* FRAGMENT TEKSTU:
Nowy numer 21/2023 Archiwum

Ludzie na granicy

Ofiarami przygranicznej pułapki zastawionej przez reżim Łukaszenki są w dużej części iraccy Kurdowie. Najbardziej poraniony na Bliskim Wschodzie naród bez państwa. I zarazem najpewniejszy sojusznik Zachodu w tamtej części świata. Niestety, bez wzajemności.

Kurdowie kolejny raz w swojej historii padają ofiarą cynicznej gry mocarstw. Tym razem wykorzystał ich ZBiR, czyli Związek Białorusi i Rosji, bo nie ma wątpliwości, że ten element wojny hybrydowej u granic NATO i UE nie powstał bez udziału Moskwy. Cyniczna gra Mińska, który sprowadził Kurdów na Białoruś, to jedno. Realne problemy, które wypchnęły ich z własnej ojczyzny, to drugie. Co sprawiło, że tysiące Kurdów było gotowych zapożyczyć się lub sprzedać cały dobytek za możliwość wyjazdu w „pewnym”, jak sądzili, kierunku? – Początkowo wielu osobom udało się przedostać do Niemiec lub Polski. To zachęciło pozostałych, by spróbować szczęścia, i wtedy wpadli w pułapkę reżimu Łukaszenki – mówi nam Ziyad Raoof, pełnomocnik Rządu Regionalnego Kurdystanu w Polsce. – Jeśli pan, jako Polak, czuje ból, widząc uwięzionych na Białorusi Kurdów, to co ja mogę czuć, widząc tam swoich rodaków – mówi w długiej rozmowie z „Gościem”. Jest jednak zdecydowanym przeciwnikiem nielegalnej migracji. – Na pewno ten sposób, w jaki Kurdowie zostali zmanipulowani i wciągnięci do gry politycznej, jest niedopuszczalny. Dlatego robimy wszystko, by zakończyć ten kryzys. Linie zawieszają loty, wielu przemytników zostało aresztowanych, ambasador Białorusi, który rezyduje w Turcji, nie w Iraku, został wezwany na spotkanie z premierem i prezydentem Kurdystanu. Staramy się na wszelkie możliwe sposoby rozwiązać problem, żeby nie było więcej przypływu ludzi. Zachęcamy do powrotu dobrowolnego tych, którzy już wyjechali – dodaje Raoof.

* POLECENIE:
Przetłumacz na angielski to zdanie z tekstu o Kurdach na granicy: „Kurdowie kolejny raz w swojej historii padają ofiarą cynicznej gry mocarstw.”

* ZEBRANY MATERIAŁ:
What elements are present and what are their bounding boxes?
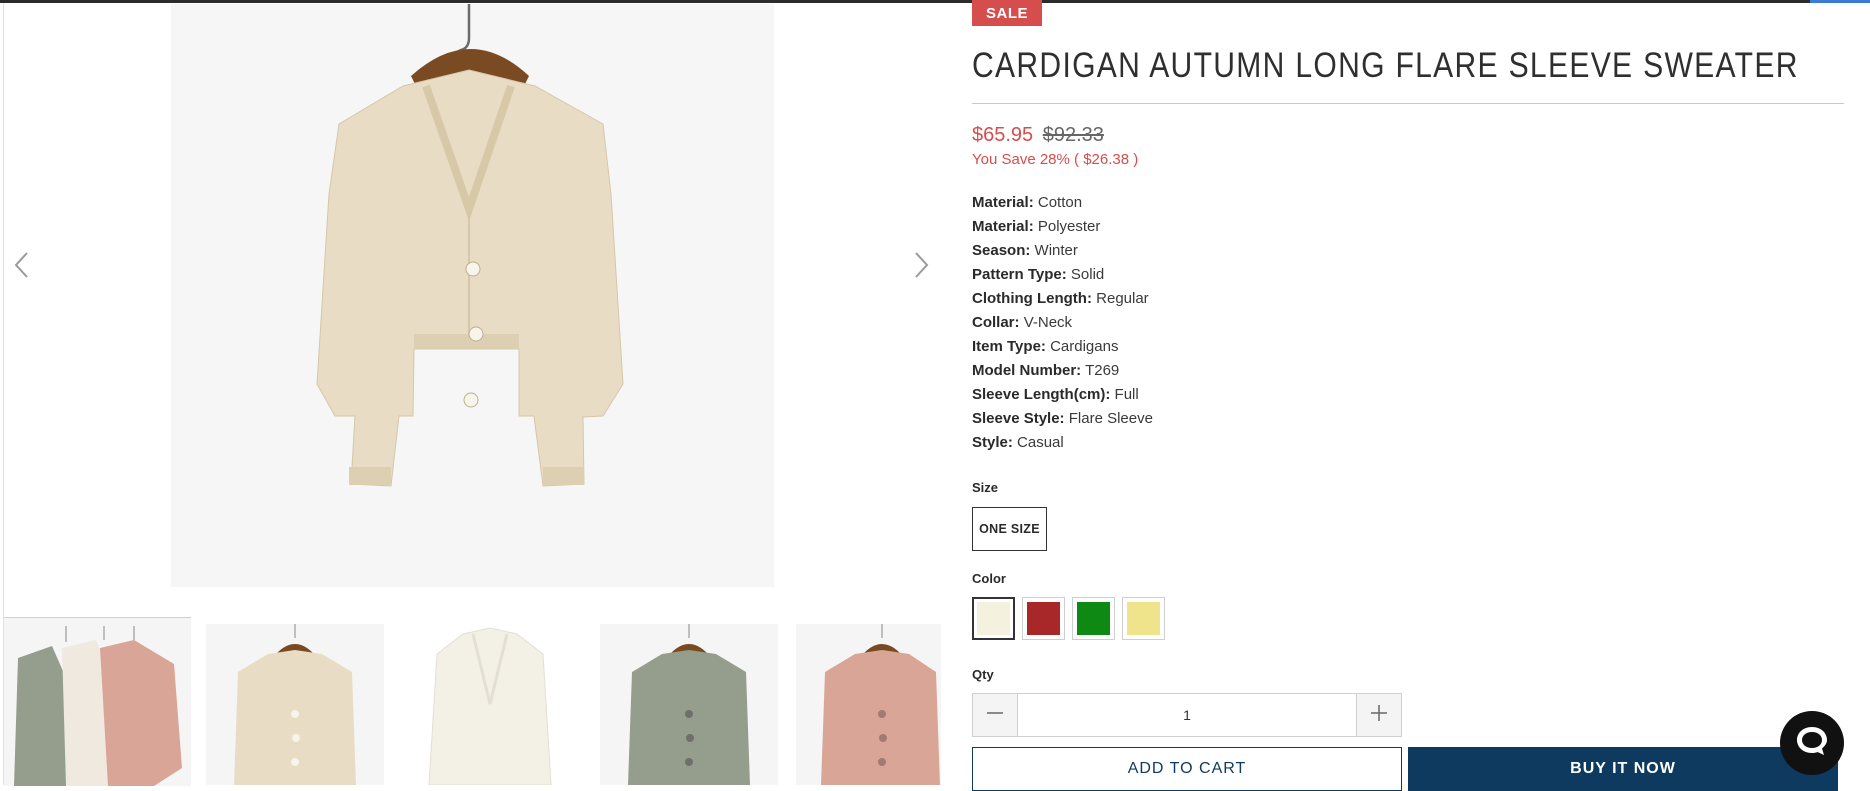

* ODPOWIEDŹ:
Once again in their history, the Kurds are falling victim to the cynical game of the great powers.